── Given records ──
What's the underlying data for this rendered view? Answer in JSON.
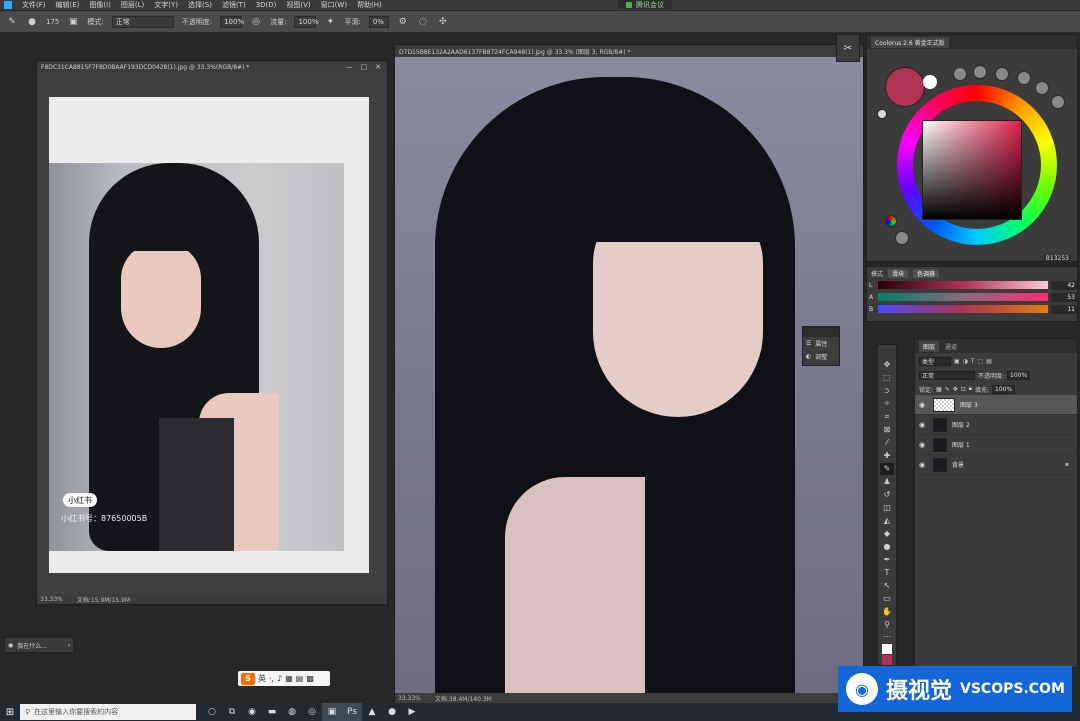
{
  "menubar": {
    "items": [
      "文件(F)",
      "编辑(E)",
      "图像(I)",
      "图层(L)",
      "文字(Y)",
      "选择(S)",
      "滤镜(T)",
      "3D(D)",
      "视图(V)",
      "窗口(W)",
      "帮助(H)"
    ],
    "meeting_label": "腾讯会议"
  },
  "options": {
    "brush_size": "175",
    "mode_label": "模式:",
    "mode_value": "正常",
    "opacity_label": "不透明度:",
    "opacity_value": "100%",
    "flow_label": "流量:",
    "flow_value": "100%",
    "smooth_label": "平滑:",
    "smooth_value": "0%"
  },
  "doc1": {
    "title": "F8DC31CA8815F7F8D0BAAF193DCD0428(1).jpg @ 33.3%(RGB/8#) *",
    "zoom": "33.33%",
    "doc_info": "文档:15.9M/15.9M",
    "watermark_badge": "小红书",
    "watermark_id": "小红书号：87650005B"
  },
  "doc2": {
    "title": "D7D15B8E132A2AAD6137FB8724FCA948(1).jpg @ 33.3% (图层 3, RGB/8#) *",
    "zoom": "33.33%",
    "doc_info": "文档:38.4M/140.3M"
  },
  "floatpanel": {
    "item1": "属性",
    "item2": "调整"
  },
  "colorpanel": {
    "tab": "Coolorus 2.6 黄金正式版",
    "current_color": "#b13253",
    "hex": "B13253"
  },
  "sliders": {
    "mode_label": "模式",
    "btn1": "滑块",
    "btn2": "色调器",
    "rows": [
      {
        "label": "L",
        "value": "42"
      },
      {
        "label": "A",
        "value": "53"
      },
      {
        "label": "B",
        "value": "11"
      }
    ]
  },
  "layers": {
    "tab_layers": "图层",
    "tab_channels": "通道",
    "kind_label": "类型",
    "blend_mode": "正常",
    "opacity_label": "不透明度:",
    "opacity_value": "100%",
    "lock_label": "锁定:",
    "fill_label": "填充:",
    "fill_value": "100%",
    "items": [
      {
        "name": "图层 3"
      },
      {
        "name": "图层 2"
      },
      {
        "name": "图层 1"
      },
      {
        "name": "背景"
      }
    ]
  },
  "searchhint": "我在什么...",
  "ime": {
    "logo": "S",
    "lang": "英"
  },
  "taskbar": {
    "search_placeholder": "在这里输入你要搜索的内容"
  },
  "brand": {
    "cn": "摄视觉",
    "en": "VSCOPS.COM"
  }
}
───
── Given records ──
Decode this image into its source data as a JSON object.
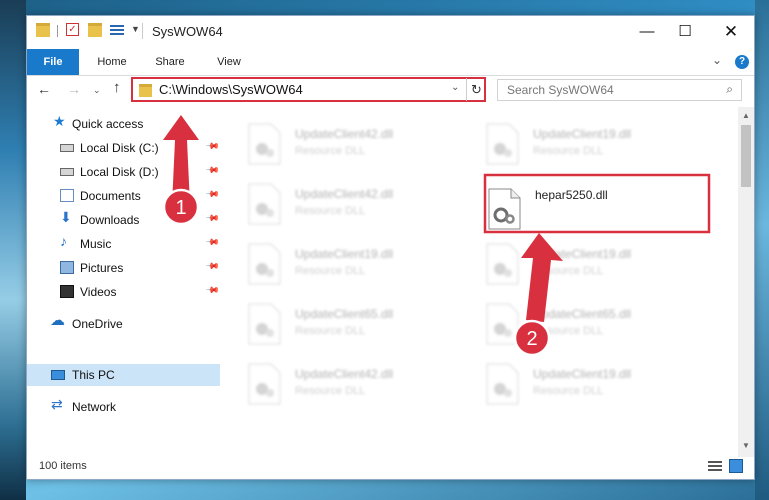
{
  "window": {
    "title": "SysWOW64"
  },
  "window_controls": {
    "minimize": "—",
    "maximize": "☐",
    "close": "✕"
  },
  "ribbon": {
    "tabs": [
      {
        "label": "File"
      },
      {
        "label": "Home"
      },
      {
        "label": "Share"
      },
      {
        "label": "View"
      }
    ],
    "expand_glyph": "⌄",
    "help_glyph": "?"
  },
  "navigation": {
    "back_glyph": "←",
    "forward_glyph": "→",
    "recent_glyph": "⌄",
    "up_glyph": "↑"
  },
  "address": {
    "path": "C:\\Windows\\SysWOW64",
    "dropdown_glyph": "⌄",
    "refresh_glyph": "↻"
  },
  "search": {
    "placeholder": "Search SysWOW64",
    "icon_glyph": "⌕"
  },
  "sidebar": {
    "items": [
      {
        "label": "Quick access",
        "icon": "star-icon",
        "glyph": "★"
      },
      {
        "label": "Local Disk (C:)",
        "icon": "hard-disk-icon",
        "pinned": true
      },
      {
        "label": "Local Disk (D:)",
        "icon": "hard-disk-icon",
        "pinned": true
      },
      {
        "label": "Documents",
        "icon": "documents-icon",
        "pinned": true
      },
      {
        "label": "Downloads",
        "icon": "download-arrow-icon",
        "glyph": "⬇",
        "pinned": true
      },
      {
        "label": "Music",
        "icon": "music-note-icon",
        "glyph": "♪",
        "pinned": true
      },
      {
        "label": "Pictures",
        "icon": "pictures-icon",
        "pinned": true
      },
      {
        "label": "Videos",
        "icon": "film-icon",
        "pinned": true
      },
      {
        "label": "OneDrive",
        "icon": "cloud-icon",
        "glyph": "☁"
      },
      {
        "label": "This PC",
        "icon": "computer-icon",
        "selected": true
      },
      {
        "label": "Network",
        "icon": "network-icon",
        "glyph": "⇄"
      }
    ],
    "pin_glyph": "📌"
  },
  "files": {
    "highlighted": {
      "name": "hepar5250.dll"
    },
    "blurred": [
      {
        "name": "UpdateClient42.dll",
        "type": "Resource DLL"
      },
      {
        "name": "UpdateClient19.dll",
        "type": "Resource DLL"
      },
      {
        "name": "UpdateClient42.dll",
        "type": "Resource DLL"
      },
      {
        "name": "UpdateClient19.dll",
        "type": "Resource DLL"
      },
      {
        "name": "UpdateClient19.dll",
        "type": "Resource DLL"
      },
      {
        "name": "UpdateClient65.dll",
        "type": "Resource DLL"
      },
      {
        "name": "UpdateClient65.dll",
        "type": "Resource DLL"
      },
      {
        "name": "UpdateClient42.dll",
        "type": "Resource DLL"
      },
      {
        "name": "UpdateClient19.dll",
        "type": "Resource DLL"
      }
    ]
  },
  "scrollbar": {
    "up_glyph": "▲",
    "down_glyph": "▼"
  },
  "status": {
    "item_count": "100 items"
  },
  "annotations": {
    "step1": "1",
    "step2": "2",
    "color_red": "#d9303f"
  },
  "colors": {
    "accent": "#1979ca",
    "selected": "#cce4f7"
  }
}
───
── Given records ──
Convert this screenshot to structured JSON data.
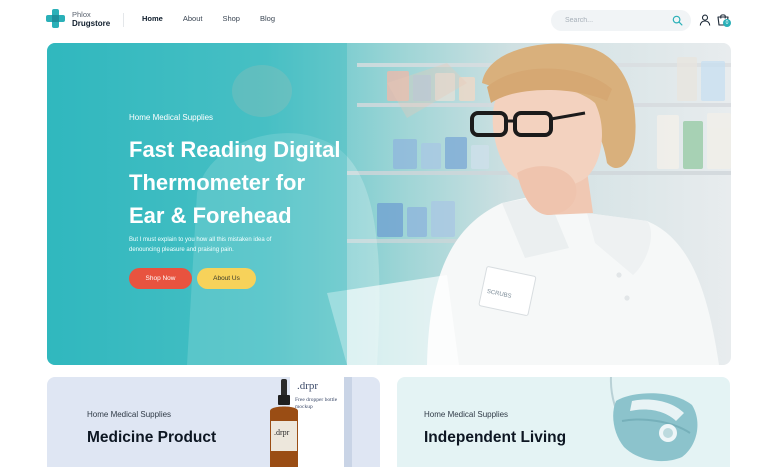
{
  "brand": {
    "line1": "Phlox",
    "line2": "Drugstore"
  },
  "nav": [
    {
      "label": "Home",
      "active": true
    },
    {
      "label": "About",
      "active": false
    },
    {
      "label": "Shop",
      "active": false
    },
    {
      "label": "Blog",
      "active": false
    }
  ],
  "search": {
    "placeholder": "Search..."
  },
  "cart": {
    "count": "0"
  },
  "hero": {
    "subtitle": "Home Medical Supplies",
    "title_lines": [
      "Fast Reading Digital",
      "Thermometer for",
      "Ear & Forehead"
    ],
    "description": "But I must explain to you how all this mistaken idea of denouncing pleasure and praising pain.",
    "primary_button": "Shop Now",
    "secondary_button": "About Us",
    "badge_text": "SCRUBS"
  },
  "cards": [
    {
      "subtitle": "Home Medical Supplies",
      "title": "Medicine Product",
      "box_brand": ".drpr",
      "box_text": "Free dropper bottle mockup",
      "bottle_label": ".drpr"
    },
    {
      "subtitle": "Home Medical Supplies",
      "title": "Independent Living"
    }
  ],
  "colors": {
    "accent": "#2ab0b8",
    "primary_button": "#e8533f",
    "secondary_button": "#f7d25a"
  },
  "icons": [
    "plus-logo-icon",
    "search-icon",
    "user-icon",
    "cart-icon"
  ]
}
───
Tell how many lines of the records above hold the string "Home". Give no other text.

■ **Exercise solution**: 5